Retype the material in full, keeping every word the same.
>> BEGIN
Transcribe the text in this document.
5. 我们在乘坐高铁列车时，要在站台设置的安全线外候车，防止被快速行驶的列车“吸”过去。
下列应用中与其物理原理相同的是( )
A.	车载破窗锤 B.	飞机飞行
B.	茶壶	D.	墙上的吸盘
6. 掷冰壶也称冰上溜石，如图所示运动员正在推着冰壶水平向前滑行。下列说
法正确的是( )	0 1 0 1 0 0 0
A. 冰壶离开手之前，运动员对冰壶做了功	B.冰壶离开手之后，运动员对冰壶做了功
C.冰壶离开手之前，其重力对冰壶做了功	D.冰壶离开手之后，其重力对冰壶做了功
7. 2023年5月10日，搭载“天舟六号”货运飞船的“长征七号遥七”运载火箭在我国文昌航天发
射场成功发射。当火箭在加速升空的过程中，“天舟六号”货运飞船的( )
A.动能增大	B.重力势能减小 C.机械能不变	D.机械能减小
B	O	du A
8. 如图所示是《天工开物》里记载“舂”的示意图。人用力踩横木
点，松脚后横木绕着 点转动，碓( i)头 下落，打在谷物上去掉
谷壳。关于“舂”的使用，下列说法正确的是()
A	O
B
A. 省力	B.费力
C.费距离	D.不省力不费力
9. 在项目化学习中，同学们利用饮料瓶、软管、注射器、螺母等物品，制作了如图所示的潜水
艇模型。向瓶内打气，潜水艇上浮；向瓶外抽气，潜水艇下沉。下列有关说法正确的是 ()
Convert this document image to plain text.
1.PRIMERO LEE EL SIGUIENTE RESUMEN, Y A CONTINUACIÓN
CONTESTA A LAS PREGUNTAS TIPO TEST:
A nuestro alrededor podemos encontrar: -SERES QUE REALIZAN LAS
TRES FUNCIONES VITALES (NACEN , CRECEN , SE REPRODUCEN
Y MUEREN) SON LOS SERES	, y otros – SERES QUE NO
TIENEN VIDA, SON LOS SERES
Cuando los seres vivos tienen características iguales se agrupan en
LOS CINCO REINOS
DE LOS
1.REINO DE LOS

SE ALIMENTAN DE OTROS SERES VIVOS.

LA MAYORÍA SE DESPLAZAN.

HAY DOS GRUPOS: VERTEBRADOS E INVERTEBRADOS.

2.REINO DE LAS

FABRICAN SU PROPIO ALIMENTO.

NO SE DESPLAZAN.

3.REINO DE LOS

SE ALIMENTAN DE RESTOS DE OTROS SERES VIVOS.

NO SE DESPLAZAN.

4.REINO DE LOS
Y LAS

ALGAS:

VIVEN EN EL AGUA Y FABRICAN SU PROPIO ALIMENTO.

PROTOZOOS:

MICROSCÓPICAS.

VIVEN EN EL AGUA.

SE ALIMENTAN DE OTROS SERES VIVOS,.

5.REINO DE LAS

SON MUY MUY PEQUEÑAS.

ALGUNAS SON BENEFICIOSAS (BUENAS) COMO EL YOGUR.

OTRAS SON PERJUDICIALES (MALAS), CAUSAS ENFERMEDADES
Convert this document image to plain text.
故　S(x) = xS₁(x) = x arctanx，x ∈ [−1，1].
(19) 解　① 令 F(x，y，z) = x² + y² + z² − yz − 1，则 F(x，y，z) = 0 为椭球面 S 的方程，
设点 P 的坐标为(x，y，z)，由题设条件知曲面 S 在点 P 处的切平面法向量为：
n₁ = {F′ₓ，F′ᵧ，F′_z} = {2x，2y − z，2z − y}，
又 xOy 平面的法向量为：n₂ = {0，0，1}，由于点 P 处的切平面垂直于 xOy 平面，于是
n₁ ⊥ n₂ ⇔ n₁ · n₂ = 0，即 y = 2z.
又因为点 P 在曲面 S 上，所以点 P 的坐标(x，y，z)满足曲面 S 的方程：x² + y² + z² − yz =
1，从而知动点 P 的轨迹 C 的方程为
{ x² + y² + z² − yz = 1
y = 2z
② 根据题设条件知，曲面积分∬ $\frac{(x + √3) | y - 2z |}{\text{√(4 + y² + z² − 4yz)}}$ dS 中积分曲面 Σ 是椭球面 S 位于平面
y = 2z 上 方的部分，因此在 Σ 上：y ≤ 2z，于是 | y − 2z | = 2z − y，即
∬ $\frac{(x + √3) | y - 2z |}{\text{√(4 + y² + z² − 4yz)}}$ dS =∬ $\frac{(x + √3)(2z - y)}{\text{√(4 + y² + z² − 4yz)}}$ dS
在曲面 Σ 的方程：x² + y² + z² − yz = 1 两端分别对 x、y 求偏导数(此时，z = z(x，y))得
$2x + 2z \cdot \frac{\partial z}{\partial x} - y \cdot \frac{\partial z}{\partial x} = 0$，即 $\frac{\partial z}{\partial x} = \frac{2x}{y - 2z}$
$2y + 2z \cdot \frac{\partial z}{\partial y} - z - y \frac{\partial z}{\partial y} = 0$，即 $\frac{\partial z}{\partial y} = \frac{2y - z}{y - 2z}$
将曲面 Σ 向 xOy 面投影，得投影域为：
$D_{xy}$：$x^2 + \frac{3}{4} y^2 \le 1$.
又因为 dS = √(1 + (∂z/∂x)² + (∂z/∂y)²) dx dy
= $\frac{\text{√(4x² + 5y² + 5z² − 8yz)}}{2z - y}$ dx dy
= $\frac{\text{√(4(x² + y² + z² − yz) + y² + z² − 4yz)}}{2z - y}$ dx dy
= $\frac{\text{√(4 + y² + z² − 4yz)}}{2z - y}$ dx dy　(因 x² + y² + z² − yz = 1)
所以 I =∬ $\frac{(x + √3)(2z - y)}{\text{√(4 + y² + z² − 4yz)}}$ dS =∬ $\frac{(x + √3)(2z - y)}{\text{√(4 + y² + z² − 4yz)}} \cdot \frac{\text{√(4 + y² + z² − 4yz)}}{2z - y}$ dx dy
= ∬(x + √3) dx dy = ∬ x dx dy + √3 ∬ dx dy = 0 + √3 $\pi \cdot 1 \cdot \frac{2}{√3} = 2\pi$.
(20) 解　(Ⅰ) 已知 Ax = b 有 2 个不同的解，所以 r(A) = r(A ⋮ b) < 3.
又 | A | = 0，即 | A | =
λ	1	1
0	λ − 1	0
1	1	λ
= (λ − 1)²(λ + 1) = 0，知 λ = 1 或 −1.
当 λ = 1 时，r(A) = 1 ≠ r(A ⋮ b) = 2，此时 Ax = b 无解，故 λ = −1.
>> END
- [Written response]:
Transcribe the text in this document.
5. 我们在乘坐高铁列车时，要在站台设置的安全线外候车，防止被快速行驶的列车“吸”过去。
下列应用中与其物理原理相同的是( )
A.	车载破窗锤 B.	飞机飞行
B.	茶壶	D.	墙上的吸盘
6. 掷冰壶也称冰上溜石，如图所示运动员正在推着冰壶水平向前滑行。下列说
法正确的是( )	0 1 0 1 0 0 0
A. 冰壶离开手之前，运动员对冰壶做了功	B.冰壶离开手之后，运动员对冰壶做了功
C.冰壶离开手之前，其重力对冰壶做了功	D.冰壶离开手之后，其重力对冰壶做了功
7. 2023年5月10日，搭载“天舟六号”货运飞船的“长征七号遥七”运载火箭在我国文昌航天发
射场成功发射。当火箭在加速升空的过程中，“天舟六号”货运飞船的( )
A.动能增大	B.重力势能减小 C.机械能不变	D.机械能减小
B	O	du A
8. 如图所示是《天工开物》里记载“舂”的示意图。人用力踩横木
点，松脚后横木绕着 点转动，碓( i)头 下落，打在谷物上去掉
谷壳。关于“舂”的使用，下列说法正确的是()
A	O
B
A. 省力	B.费力
C.费距离	D.不省力不费力
9. 在项目化学习中，同学们利用饮料瓶、软管、注射器、螺母等物品，制作了如图所示的潜水
艇模型。向瓶内打气，潜水艇上浮；向瓶外抽气，潜水艇下沉。下列有关说法正确的是 ()
Convert this document image to plain text.
1.PRIMERO LEE EL SIGUIENTE RESUMEN, Y A CONTINUACIÓN
CONTESTA A LAS PREGUNTAS TIPO TEST:
A nuestro alrededor podemos encontrar: -SERES QUE REALIZAN LAS
TRES FUNCIONES VITALES (NACEN , CRECEN , SE REPRODUCEN
Y MUEREN) SON LOS SERES	, y otros – SERES QUE NO
TIENEN VIDA, SON LOS SERES
Cuando los seres vivos tienen características iguales se agrupan en
LOS CINCO REINOS
DE LOS
1.REINO DE LOS

SE ALIMENTAN DE OTROS SERES VIVOS.

LA MAYORÍA SE DESPLAZAN.

HAY DOS GRUPOS: VERTEBRADOS E INVERTEBRADOS.

2.REINO DE LAS

FABRICAN SU PROPIO ALIMENTO.

NO SE DESPLAZAN.

3.REINO DE LOS

SE ALIMENTAN DE RESTOS DE OTROS SERES VIVOS.

NO SE DESPLAZAN.

4.REINO DE LOS
Y LAS

ALGAS:

VIVEN EN EL AGUA Y FABRICAN SU PROPIO ALIMENTO.

PROTOZOOS:

MICROSCÓPICAS.

VIVEN EN EL AGUA.

SE ALIMENTAN DE OTROS SERES VIVOS,.

5.REINO DE LAS

SON MUY MUY PEQUEÑAS.

ALGUNAS SON BENEFICIOSAS (BUENAS) COMO EL YOGUR.

OTRAS SON PERJUDICIALES (MALAS), CAUSAS ENFERMEDADES
Convert this document image to plain text.
故　S(x) = xS₁(x) = x arctanx，x ∈ [−1，1].
(19) 解　① 令 F(x，y，z) = x² + y² + z² − yz − 1，则 F(x，y，z) = 0 为椭球面 S 的方程，
设点 P 的坐标为(x，y，z)，由题设条件知曲面 S 在点 P 处的切平面法向量为：
n₁ = {F′ₓ，F′ᵧ，F′_z} = {2x，2y − z，2z − y}，
又 xOy 平面的法向量为：n₂ = {0，0，1}，由于点 P 处的切平面垂直于 xOy 平面，于是
n₁ ⊥ n₂ ⇔ n₁ · n₂ = 0，即 y = 2z.
又因为点 P 在曲面 S 上，所以点 P 的坐标(x，y，z)满足曲面 S 的方程：x² + y² + z² − yz =
1，从而知动点 P 的轨迹 C 的方程为
{ x² + y² + z² − yz = 1
y = 2z
② 根据题设条件知，曲面积分∬ $\frac{(x + √3) | y - 2z |}{\text{√(4 + y² + z² − 4yz)}}$ dS 中积分曲面 Σ 是椭球面 S 位于平面
y = 2z 上 方的部分，因此在 Σ 上：y ≤ 2z，于是 | y − 2z | = 2z − y，即
∬ $\frac{(x + √3) | y - 2z |}{\text{√(4 + y² + z² − 4yz)}}$ dS =∬ $\frac{(x + √3)(2z - y)}{\text{√(4 + y² + z² − 4yz)}}$ dS
在曲面 Σ 的方程：x² + y² + z² − yz = 1 两端分别对 x、y 求偏导数(此时，z = z(x，y))得
$2x + 2z \cdot \frac{\partial z}{\partial x} - y \cdot \frac{\partial z}{\partial x} = 0$，即 $\frac{\partial z}{\partial x} = \frac{2x}{y - 2z}$
$2y + 2z \cdot \frac{\partial z}{\partial y} - z - y \frac{\partial z}{\partial y} = 0$，即 $\frac{\partial z}{\partial y} = \frac{2y - z}{y - 2z}$
将曲面 Σ 向 xOy 面投影，得投影域为：
$D_{xy}$：$x^2 + \frac{3}{4} y^2 \le 1$.
又因为 dS = √(1 + (∂z/∂x)² + (∂z/∂y)²) dx dy
= $\frac{\text{√(4x² + 5y² + 5z² − 8yz)}}{2z - y}$ dx dy
= $\frac{\text{√(4(x² + y² + z² − yz) + y² + z² − 4yz)}}{2z - y}$ dx dy
= $\frac{\text{√(4 + y² + z² − 4yz)}}{2z - y}$ dx dy　(因 x² + y² + z² − yz = 1)
所以 I =∬ $\frac{(x + √3)(2z - y)}{\text{√(4 + y² + z² − 4yz)}}$ dS =∬ $\frac{(x + √3)(2z - y)}{\text{√(4 + y² + z² − 4yz)}} \cdot \frac{\text{√(4 + y² + z² − 4yz)}}{2z - y}$ dx dy
= ∬(x + √3) dx dy = ∬ x dx dy + √3 ∬ dx dy = 0 + √3 $\pi \cdot 1 \cdot \frac{2}{√3} = 2\pi$.
(20) 解　(Ⅰ) 已知 Ax = b 有 2 个不同的解，所以 r(A) = r(A ⋮ b) < 3.
又 | A | = 0，即 | A | =
λ	1	1
0	λ − 1	0
1	1	λ
= (λ − 1)²(λ + 1) = 0，知 λ = 1 或 −1.
当 λ = 1 时，r(A) = 1 ≠ r(A ⋮ b) = 2，此时 Ax = b 无解，故 λ = −1.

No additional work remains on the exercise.